** Begin **

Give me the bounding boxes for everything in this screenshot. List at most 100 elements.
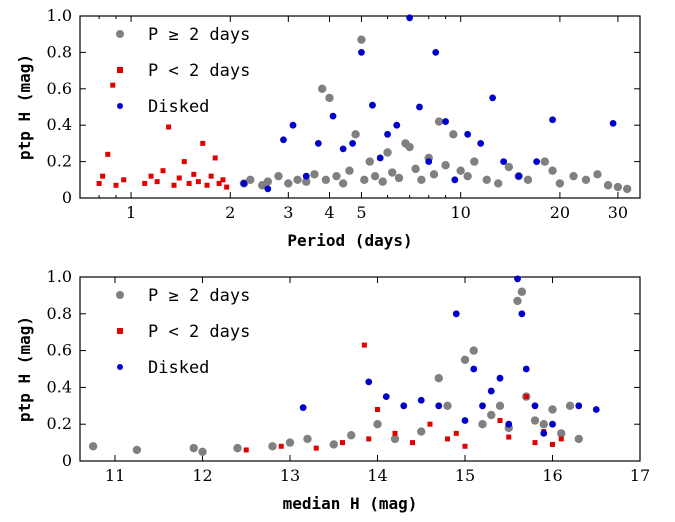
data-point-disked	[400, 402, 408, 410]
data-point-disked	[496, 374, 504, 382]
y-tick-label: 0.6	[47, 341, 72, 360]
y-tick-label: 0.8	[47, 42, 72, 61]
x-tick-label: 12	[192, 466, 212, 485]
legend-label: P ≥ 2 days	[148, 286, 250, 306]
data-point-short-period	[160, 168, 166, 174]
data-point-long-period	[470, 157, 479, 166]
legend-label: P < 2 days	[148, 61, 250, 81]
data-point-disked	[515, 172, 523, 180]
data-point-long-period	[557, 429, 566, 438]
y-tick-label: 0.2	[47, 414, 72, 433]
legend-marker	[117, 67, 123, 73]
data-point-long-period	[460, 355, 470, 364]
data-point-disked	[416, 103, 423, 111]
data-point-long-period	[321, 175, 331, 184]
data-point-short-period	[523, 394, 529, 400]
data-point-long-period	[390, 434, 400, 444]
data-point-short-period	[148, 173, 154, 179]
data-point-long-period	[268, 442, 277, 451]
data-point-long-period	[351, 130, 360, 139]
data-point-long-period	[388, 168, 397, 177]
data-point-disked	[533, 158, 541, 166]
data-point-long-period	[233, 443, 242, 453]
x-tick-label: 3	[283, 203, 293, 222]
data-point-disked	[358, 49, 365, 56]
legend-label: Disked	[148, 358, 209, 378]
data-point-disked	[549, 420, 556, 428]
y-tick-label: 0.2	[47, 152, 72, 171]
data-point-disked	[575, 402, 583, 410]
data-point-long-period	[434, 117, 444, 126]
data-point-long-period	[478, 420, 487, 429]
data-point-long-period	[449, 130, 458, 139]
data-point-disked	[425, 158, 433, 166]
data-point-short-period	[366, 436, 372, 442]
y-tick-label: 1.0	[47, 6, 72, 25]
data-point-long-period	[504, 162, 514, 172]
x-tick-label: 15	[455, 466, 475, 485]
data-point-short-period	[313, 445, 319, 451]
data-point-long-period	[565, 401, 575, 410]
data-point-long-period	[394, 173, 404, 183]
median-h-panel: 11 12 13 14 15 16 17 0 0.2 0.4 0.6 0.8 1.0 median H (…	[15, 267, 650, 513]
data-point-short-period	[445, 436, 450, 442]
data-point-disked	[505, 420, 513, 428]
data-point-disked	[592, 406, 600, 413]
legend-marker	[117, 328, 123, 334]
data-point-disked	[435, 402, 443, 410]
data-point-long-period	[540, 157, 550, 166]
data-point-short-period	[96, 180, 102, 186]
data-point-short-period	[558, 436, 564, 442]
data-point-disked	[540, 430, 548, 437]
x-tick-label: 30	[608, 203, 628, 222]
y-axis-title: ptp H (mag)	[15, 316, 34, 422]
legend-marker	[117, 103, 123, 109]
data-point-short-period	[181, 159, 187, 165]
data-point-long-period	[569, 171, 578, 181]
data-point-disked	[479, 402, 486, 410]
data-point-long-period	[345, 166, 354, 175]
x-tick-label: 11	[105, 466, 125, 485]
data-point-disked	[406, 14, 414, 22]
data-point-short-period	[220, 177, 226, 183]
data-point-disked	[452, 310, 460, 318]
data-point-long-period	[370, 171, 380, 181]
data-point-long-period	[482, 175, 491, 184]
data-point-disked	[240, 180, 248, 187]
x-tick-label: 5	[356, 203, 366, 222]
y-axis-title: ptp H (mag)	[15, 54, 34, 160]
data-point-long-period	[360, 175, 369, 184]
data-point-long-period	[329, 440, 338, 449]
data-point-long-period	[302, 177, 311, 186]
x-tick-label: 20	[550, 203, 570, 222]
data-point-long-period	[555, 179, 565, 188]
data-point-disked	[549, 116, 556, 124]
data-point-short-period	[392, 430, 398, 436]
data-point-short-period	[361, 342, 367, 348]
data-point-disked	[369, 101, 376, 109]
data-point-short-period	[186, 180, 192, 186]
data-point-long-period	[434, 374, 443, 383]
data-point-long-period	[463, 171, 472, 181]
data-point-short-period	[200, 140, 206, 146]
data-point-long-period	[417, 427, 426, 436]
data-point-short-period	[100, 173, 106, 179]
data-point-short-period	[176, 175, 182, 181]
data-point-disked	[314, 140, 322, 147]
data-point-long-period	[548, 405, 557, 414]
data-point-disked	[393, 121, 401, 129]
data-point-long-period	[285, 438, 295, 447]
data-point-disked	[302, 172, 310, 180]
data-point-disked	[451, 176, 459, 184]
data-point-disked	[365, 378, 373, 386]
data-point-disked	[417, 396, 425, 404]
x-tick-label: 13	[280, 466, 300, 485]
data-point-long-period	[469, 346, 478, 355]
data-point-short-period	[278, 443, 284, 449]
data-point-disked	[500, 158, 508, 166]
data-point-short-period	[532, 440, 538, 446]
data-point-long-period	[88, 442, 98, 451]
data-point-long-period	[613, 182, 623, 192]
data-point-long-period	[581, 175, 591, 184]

** End **
** Begin **

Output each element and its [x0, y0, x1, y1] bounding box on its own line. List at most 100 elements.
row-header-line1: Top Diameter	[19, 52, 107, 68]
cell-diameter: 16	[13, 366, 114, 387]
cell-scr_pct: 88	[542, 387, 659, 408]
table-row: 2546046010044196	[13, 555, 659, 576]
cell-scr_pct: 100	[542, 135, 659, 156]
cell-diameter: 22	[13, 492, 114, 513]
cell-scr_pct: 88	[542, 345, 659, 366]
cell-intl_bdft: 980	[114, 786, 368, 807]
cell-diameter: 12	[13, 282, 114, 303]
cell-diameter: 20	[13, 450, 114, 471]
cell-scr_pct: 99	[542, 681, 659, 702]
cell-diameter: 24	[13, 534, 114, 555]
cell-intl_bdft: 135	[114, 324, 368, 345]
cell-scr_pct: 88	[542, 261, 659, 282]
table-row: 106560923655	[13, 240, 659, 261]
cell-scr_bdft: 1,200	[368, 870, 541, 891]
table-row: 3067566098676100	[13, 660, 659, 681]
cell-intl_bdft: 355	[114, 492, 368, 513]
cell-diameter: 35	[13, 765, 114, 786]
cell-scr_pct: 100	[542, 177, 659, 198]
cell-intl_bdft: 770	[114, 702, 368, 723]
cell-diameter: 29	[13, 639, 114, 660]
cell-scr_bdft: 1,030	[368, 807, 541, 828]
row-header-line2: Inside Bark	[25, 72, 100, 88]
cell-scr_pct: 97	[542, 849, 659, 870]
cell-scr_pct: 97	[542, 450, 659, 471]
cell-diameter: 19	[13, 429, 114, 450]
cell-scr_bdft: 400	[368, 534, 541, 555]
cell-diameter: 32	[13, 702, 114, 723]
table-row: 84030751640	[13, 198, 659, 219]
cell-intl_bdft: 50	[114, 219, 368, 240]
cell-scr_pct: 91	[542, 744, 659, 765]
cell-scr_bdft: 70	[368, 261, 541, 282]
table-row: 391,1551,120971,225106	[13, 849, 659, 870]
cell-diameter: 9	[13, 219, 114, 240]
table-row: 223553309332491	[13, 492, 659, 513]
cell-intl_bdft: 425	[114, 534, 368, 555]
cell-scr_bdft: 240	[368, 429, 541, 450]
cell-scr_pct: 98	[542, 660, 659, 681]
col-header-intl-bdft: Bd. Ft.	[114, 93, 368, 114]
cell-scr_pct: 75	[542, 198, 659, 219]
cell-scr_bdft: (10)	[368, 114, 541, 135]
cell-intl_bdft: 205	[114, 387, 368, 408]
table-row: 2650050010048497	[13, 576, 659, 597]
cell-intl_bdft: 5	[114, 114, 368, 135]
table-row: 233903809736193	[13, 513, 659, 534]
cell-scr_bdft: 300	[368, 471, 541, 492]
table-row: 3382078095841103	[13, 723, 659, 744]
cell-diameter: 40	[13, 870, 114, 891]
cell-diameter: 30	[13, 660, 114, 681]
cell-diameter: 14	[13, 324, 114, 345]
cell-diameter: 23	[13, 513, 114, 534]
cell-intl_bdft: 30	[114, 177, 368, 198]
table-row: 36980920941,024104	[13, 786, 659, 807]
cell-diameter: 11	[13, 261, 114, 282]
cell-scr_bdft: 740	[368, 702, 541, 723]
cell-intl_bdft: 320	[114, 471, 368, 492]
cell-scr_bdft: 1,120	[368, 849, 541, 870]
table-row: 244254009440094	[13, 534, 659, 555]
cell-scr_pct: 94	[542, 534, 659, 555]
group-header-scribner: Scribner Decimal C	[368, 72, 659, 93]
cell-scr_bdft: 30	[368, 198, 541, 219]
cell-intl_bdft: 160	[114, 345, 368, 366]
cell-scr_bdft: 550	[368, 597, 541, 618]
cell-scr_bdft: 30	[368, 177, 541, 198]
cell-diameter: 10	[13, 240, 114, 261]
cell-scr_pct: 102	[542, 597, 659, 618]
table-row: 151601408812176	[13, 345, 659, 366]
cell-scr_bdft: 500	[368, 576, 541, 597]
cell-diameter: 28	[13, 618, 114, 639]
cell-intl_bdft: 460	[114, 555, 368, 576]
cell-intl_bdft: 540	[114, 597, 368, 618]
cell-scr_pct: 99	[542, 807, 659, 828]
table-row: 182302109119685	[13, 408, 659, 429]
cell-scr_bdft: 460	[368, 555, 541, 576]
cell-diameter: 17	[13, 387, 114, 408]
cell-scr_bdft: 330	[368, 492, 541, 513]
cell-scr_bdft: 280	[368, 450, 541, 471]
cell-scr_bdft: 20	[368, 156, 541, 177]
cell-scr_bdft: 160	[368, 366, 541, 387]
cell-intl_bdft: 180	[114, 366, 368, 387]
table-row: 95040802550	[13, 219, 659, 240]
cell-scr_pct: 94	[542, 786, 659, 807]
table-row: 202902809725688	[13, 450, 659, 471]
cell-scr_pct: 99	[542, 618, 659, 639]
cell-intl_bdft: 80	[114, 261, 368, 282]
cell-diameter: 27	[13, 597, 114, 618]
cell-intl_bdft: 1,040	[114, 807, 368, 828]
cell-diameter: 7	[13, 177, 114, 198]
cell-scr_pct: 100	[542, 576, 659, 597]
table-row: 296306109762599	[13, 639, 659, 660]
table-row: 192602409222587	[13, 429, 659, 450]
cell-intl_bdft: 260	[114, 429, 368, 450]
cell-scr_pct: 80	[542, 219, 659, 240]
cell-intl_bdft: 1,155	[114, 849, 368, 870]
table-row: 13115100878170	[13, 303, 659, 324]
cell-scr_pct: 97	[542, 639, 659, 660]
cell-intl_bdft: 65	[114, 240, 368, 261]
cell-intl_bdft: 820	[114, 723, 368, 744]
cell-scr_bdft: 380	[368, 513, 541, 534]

** End **

### Work to do
Copy out the records from the line containing "402, 408, 410]" through the line containing "158, 433, 166]", including both of those lines.

### Result for this task
data-point-disked	[400, 402, 408, 410]
data-point-disked	[496, 374, 504, 382]
y-tick-label: 0.6	[47, 341, 72, 360]
y-tick-label: 0.8	[47, 42, 72, 61]
x-tick-label: 12	[192, 466, 212, 485]
legend-label: P ≥ 2 days	[148, 286, 250, 306]
data-point-short-period	[160, 168, 166, 174]
data-point-long-period	[470, 157, 479, 166]
legend-label: P < 2 days	[148, 61, 250, 81]
data-point-disked	[515, 172, 523, 180]
data-point-long-period	[557, 429, 566, 438]
y-tick-label: 0.2	[47, 414, 72, 433]
legend-marker	[117, 67, 123, 73]
data-point-long-period	[460, 355, 470, 364]
data-point-disked	[416, 103, 423, 111]
data-point-long-period	[321, 175, 331, 184]
data-point-short-period	[523, 394, 529, 400]
data-point-long-period	[390, 434, 400, 444]
data-point-short-period	[148, 173, 154, 179]
data-point-long-period	[268, 442, 277, 451]
data-point-long-period	[351, 130, 360, 139]
data-point-long-period	[388, 168, 397, 177]
data-point-disked	[533, 158, 541, 166]
data-point-long-period	[233, 443, 242, 453]
x-tick-label: 3	[283, 203, 293, 222]
data-point-disked	[358, 49, 365, 56]
legend-label: Disked	[148, 358, 209, 378]
data-point-disked	[549, 420, 556, 428]
y-tick-label: 0.2	[47, 152, 72, 171]
data-point-disked	[575, 402, 583, 410]
data-point-long-period	[434, 117, 444, 126]
data-point-long-period	[478, 420, 487, 429]
data-point-long-period	[449, 130, 458, 139]
data-point-disked	[425, 158, 433, 166]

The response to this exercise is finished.